Set problem :: From the material below, list every line containing "more".

Data listing ::
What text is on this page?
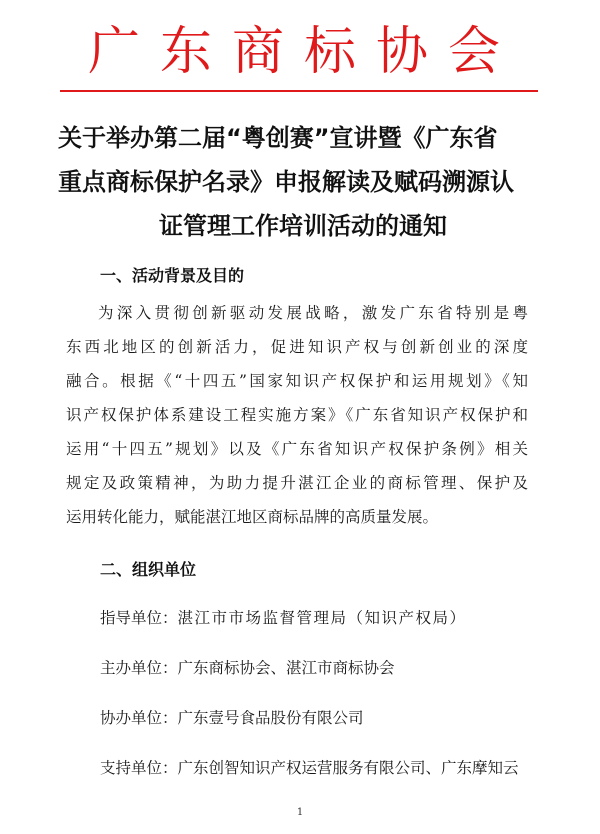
广东商标协会
关于举办第二届“粤创赛”宣讲暨《广东省
重点商标保护名录》申报解读及赋码溯源认
证管理工作培训活动的通知
一、活动背景及目的
为深入贯彻创新驱动发展战略，激发广东省特别是粤
东西北地区的创新活力，促进知识产权与创新创业的深度
融合。根据《“十四五”国家知识产权保护和运用规划》《知
识产权保护体系建设工程实施方案》《广东省知识产权保护和
运用“十四五”规划》以及《广东省知识产权保护条例》相关
规定及政策精神，为助力提升湛江企业的商标管理、保护及
运用转化能力，赋能湛江地区商标品牌的高质量发展。
二、组织单位
指导单位：湛江市市场监督管理局（知识产权局）
主办单位：广东商标协会、湛江市商标协会
协办单位：广东壹号食品股份有限公司
支持单位：广东创智知识产权运营服务有限公司、广东摩知云
1
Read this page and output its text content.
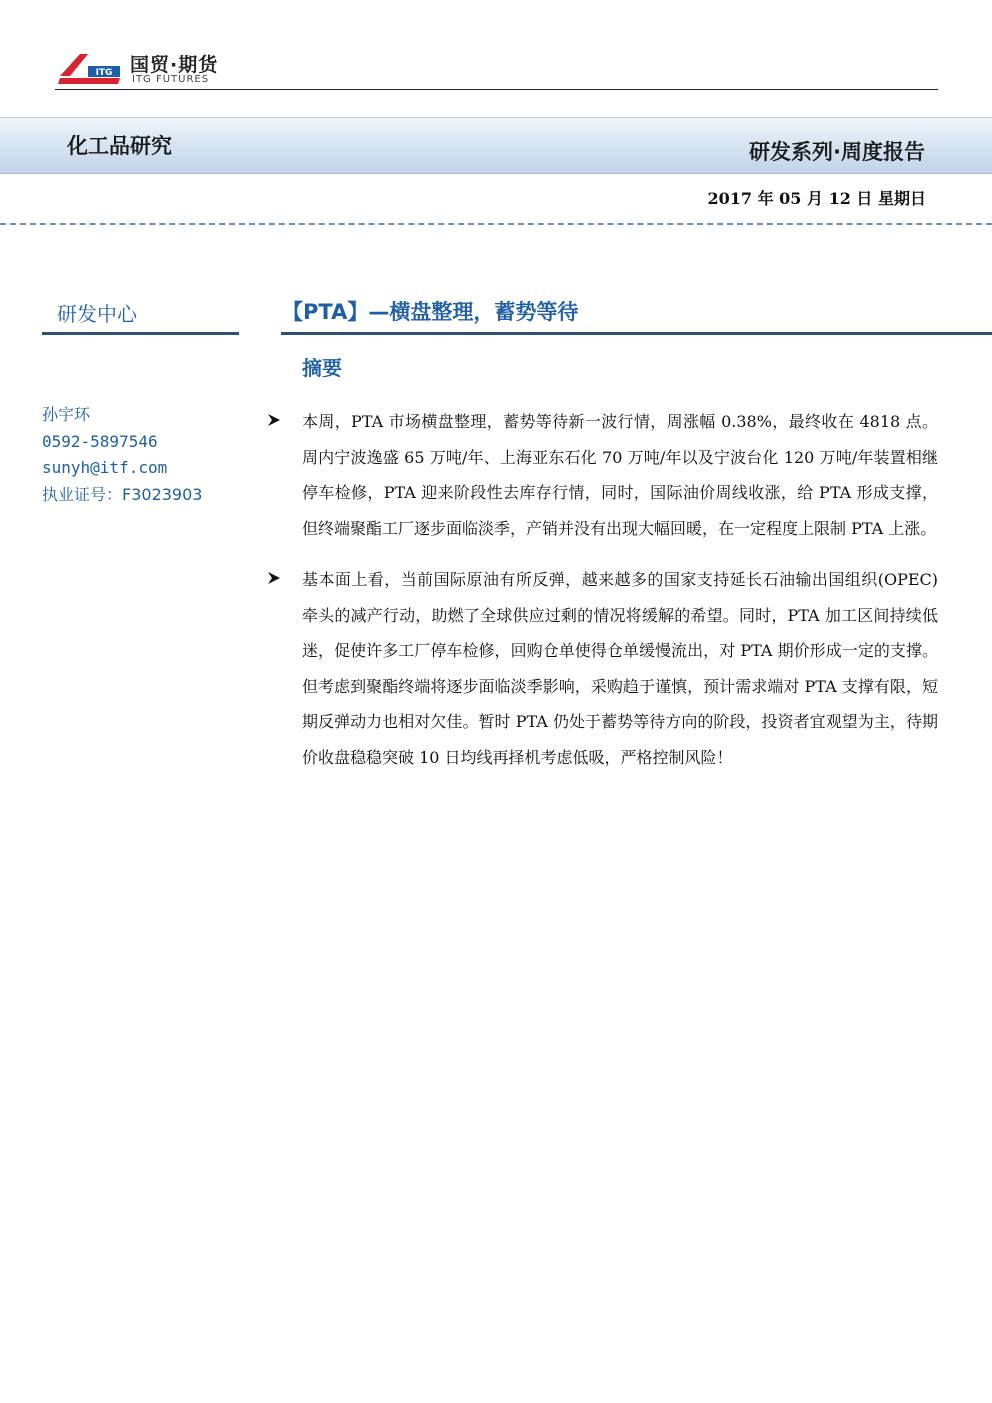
ITG 国贸·期货
ITG FUTURES
化工品研究	研发系列·周度报告
2017 年 05 月 12 日 星期日
研发中心	【PTA】—横盘整理，蓄势等待
摘要
孙宇环
0592-5897546
sunyh@itf.com
执业证号：F3023903
本周，PTA 市场横盘整理，蓄势等待新一波行情，周涨幅 0.38%，最终收在 4818 点。周内宁波逸盛 65 万吨/年、上海亚东石化 70 万吨/年以及宁波台化 120 万吨/年装置相继停车检修，PTA 迎来阶段性去库存行情，同时，国际油价周线收涨，给 PTA 形成支撑，但终端聚酯工厂逐步面临淡季，产销并没有出现大幅回暖，在一定程度上限制 PTA 上涨。
基本面上看，当前国际原油有所反弹，越来越多的国家支持延长石油输出国组织(OPEC)牵头的减产行动，助燃了全球供应过剩的情况将缓解的希望。同时，PTA 加工区间持续低迷，促使许多工厂停车检修，回购仓单使得仓单缓慢流出，对 PTA 期价形成一定的支撑。但考虑到聚酯终端将逐步面临淡季影响，采购趋于谨慎，预计需求端对 PTA 支撑有限，短期反弹动力也相对欠佳。暂时 PTA 仍处于蓄势等待方向的阶段，投资者宜观望为主，待期价收盘稳稳突破 10 日均线再择机考虑低吸，严格控制风险！
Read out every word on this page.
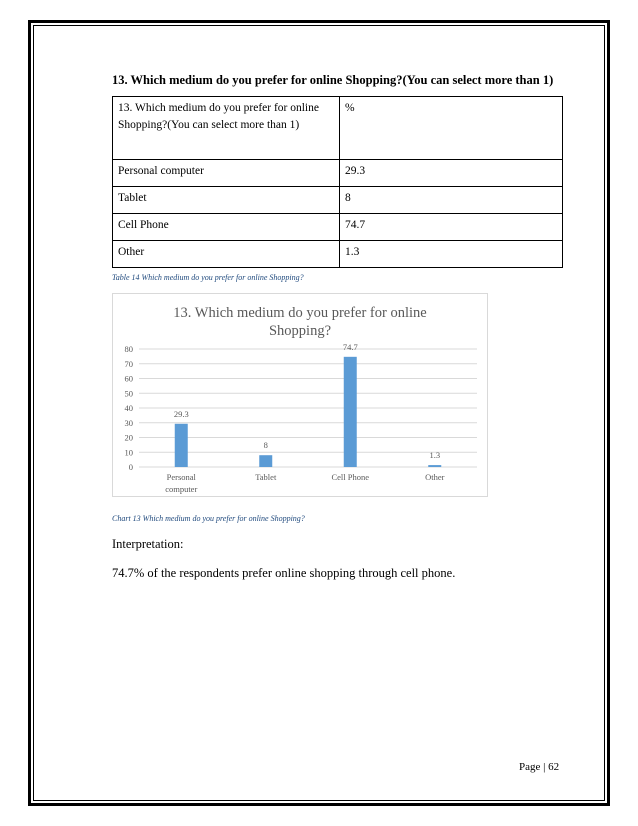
13. Which medium do you prefer for online Shopping?(You can select more than 1)
13. Which medium do you prefer for online Shopping?(You can select more than 1)	%
Personal computer	29.3
Tablet	8
Cell Phone	74.7
Other	1.3
Table 14 Which medium do you prefer for online Shopping?
13. Which medium do you prefer for online
Shopping?
0
10
20
30
40
50
60
70
80
29.3
Personal
computer
8
Tablet
74.7
Cell Phone
1.3
Other
Chart 13 Which medium do you prefer for online Shopping?
Interpretation:
74.7% of the respondents prefer online shopping through cell phone.
Page | 62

Expected answer ::
13. Which medium do you prefer for online Shopping?(You can select more than 1)
13. Which medium do you prefer for online Shopping?(You can select more than 1)	%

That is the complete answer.